> _Using the information_
1 – Copy the passage of the Easter and April Fools' Day reflection from "Do those words" to "other than taxes.".
2 – Answer these questions on the Easter and April Fools' Day reflection:
(a) Which two celebrations had coinciding dates in the earlier case that the text compares with this year's?
(b) According to folk wisdom, what is one of the only sure things in life besides death?
(c) How many days after His death does the text say the Lord rose again?

> _Page extract_

<<<<

For every April Fools' Day joke played successfully this day someone must be full of confusion or annoyance or some similar sentiment.  Imagine then the apostles, who had just undergone the most brutally cruel crashing of their expectations in the death of their Lord only to have Him rise again three days later as if to say, "April Fools.  You thought I was dead and this was the end of all things, but look, now I am alive."

Of course He never said that.  First of all, they had not yet invented this delightful celebration called April Fools Day.  Even if they had, Christ's resurrection would not have fallen on that day.

Still, there is a perennial truth in this year's coinciding of celebrations as much as there was in that of Valentine's Day and Ash Wednesday.  It is a truth deeper than we might dare admit.  Sometimes we can grow so comfortable with the darkness and pain and our own grieving that we do not want to admit the light.  It is uncomfortable, just like the prank of April Fools, to find ourselves faced suddenly with the overturning of our expectations.  How can we be demanded suddenly to accept as necessary the most horrific of circumstances?  Yet is that not what the resurrection demands?  For how could there be resurrection without first the crucifixion?

Christ appears like a child, eager in His glory to welcome us into the Kingdom of Heaven, a kingdom that has dawned through the trampling of death by death.  That child-like love, however, runs up against grieving hearts who had just undergone the most tragic experience of their lives.  How could they be prepared to go from pain to joy?

We too are called to be children.  We are called to let loose our own expectations and rejoice with the reappearance of Him who was dead.

He is alive!

Do those words not strike the mind with more comprehension than to say that He was dead?  For death we all understand.  It comes for all those we love and we know it will come one day for us.  It is, according to folk wisdom, one of the only sure things in life other than taxes.

Yet resurrection?  Of that we have no experience.  How then can we comprehend something so amazing, so heartbreakingly beautiful, so true?

We cannot.

>>>>

> _Supplied material_
<<<<

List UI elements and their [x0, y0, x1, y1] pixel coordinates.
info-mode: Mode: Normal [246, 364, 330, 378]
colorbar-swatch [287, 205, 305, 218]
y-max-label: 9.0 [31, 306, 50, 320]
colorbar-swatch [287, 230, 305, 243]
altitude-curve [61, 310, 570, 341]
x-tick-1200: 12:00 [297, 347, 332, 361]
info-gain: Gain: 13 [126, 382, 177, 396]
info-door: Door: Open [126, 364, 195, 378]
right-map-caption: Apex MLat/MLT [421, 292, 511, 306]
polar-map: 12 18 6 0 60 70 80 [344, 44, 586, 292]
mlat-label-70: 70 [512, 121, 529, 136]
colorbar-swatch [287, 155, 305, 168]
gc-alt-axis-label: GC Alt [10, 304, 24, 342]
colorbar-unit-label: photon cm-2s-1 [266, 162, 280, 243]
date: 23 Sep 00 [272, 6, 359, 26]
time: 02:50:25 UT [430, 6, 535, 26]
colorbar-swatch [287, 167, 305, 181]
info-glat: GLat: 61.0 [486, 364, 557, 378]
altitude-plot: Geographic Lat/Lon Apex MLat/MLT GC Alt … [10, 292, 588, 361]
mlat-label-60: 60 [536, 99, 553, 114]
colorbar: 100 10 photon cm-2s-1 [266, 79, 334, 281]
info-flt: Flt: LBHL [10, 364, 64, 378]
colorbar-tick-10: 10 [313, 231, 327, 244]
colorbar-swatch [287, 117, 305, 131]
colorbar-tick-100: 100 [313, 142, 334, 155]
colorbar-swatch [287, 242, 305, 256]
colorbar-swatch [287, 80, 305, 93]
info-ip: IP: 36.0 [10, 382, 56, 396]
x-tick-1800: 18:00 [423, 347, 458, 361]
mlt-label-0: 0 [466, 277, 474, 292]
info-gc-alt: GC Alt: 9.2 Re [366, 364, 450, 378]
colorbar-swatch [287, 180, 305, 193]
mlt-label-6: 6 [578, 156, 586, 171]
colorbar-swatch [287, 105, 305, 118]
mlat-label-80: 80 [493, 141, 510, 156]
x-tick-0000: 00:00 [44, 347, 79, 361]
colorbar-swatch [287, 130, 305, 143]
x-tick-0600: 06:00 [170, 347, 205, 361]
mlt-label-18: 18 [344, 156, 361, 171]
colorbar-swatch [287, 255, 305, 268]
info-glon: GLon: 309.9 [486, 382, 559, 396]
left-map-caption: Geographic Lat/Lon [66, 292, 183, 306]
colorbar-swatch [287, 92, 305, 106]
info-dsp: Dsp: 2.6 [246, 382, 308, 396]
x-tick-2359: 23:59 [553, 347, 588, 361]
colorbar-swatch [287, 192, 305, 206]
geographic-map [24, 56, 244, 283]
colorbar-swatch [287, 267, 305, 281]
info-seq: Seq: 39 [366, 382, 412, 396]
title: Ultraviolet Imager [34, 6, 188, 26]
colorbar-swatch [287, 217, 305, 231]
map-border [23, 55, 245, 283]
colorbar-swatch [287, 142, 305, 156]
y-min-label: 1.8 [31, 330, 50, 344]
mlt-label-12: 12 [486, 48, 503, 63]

>>>>

> _Task-by-task results_
1 –
Do those words not strike the mind with more comprehension than to say that He was dead?  For death we all understand.  It comes for all those we love and we know it will come one day for us.  It is, according to folk wisdom, one of the only sure things in life other than taxes.

2 –
(a) Valentine's Day and Ash Wednesday
(b) Taxes
(c) Three days